Set task
Scan the data beneath this task and copy each line that includes "word".

Exercise data
"""
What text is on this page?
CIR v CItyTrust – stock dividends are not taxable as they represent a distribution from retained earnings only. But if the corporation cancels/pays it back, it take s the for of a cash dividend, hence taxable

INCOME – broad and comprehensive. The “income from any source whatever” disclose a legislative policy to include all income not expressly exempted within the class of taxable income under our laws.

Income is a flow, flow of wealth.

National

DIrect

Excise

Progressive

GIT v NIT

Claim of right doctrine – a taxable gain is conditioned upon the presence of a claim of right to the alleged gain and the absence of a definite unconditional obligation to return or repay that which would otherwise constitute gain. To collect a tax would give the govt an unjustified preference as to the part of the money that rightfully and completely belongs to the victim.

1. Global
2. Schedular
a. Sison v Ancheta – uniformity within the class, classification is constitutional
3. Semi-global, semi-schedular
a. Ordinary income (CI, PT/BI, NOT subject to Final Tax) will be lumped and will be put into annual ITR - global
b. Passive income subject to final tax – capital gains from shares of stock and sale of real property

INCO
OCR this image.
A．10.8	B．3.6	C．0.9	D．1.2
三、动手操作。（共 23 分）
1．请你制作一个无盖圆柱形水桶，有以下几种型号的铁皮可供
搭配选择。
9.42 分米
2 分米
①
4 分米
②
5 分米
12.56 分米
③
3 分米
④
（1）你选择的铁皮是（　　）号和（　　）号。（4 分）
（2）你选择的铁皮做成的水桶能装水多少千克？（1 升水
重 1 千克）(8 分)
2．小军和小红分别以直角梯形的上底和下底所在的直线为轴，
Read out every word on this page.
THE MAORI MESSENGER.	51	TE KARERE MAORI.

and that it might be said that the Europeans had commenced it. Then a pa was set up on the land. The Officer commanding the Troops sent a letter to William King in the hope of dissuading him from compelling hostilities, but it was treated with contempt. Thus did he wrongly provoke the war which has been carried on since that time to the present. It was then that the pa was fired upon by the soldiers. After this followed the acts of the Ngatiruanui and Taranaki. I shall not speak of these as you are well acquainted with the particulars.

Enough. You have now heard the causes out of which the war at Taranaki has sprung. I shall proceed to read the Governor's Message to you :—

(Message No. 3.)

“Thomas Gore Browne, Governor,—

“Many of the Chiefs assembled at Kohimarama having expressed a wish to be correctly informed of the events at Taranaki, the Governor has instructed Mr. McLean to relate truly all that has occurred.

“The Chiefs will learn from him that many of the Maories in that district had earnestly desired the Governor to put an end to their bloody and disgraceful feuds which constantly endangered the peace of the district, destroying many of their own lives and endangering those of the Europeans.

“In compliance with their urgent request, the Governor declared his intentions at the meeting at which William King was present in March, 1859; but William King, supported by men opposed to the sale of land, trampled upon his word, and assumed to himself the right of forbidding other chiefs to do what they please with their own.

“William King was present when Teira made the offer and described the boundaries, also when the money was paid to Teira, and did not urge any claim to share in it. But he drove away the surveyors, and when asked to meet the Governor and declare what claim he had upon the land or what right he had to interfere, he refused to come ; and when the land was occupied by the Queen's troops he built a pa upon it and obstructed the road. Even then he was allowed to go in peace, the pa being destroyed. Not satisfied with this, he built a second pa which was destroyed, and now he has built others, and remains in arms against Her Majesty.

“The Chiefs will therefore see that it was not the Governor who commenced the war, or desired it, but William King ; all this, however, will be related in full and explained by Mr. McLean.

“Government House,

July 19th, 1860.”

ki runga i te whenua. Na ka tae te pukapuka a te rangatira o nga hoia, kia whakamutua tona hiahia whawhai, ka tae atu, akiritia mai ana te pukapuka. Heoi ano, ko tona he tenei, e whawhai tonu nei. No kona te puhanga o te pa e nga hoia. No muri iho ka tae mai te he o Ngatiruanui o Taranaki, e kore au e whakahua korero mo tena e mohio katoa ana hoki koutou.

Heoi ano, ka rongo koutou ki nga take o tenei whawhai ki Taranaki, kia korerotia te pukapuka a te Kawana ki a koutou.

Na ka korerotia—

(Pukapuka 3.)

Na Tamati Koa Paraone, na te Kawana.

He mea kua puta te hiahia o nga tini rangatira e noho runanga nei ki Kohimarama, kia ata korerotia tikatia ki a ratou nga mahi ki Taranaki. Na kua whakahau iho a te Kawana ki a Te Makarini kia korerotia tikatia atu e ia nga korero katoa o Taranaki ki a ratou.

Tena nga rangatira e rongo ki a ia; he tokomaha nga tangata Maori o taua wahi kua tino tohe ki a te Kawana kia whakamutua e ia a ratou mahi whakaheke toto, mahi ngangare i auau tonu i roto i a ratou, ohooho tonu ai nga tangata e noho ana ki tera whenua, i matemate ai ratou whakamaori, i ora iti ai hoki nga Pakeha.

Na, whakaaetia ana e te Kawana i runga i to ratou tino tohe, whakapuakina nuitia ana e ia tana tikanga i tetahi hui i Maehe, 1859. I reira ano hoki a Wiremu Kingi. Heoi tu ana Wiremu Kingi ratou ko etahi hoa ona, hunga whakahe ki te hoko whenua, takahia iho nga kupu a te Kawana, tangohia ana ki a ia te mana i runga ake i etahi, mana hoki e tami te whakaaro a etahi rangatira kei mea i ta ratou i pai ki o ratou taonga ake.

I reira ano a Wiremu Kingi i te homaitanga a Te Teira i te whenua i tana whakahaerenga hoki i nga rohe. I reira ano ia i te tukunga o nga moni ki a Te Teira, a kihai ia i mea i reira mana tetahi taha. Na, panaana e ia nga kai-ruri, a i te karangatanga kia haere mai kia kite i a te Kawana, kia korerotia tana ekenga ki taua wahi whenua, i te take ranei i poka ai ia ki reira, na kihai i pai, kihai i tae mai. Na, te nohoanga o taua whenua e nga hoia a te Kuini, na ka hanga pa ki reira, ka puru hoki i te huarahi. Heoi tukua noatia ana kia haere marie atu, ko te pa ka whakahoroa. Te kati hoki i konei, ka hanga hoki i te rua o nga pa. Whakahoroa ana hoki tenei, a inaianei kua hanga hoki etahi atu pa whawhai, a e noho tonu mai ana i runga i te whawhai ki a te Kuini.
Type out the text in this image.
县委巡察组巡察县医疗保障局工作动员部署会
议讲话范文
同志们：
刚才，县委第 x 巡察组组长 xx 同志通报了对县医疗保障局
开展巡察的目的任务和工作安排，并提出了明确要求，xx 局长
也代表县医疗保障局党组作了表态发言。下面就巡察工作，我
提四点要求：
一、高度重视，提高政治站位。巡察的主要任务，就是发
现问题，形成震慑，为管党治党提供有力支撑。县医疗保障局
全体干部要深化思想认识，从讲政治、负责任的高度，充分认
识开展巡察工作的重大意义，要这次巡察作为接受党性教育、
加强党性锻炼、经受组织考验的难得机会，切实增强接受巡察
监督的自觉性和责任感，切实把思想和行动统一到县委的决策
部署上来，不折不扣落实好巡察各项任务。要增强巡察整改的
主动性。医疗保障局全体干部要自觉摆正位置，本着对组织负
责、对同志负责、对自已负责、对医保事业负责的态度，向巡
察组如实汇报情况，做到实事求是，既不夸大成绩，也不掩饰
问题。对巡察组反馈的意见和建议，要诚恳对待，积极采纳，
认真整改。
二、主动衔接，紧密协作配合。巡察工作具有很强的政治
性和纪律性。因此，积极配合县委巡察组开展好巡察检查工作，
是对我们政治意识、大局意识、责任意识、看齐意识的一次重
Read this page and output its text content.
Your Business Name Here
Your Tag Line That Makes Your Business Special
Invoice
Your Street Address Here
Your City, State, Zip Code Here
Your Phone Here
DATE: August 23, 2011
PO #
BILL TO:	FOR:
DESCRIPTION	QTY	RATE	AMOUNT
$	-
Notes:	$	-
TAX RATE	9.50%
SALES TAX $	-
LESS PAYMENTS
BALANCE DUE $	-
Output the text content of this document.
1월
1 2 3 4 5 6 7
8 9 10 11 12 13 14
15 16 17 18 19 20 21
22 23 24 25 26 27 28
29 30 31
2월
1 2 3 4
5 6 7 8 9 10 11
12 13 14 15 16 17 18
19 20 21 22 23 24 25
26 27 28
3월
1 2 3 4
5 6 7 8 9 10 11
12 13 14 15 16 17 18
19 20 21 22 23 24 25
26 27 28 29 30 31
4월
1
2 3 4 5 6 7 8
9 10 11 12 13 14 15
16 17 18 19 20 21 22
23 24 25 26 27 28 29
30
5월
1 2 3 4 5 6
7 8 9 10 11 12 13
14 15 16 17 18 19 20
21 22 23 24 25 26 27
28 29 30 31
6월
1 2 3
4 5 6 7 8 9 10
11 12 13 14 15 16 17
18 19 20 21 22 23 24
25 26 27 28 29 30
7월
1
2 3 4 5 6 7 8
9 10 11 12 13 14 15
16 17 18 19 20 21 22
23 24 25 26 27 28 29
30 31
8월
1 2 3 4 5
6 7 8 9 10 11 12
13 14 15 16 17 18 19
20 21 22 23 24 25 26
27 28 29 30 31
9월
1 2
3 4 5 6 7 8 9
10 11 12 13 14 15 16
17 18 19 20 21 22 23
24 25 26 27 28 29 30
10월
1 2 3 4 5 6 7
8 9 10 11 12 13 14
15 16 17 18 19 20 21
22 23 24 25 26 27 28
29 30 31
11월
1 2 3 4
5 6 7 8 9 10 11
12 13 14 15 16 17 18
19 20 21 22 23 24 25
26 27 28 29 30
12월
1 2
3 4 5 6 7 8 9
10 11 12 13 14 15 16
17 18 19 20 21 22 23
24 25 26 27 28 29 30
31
"""
Final answer
Read out every word on this page.
“In compliance with their urgent request, the Governor declared his intentions at the meeting at which William King was present in March, 1859; but William King, supported by men opposed to the sale of land, trampled upon his word, and assumed to himself the right of forbidding other chiefs to do what they please with their own.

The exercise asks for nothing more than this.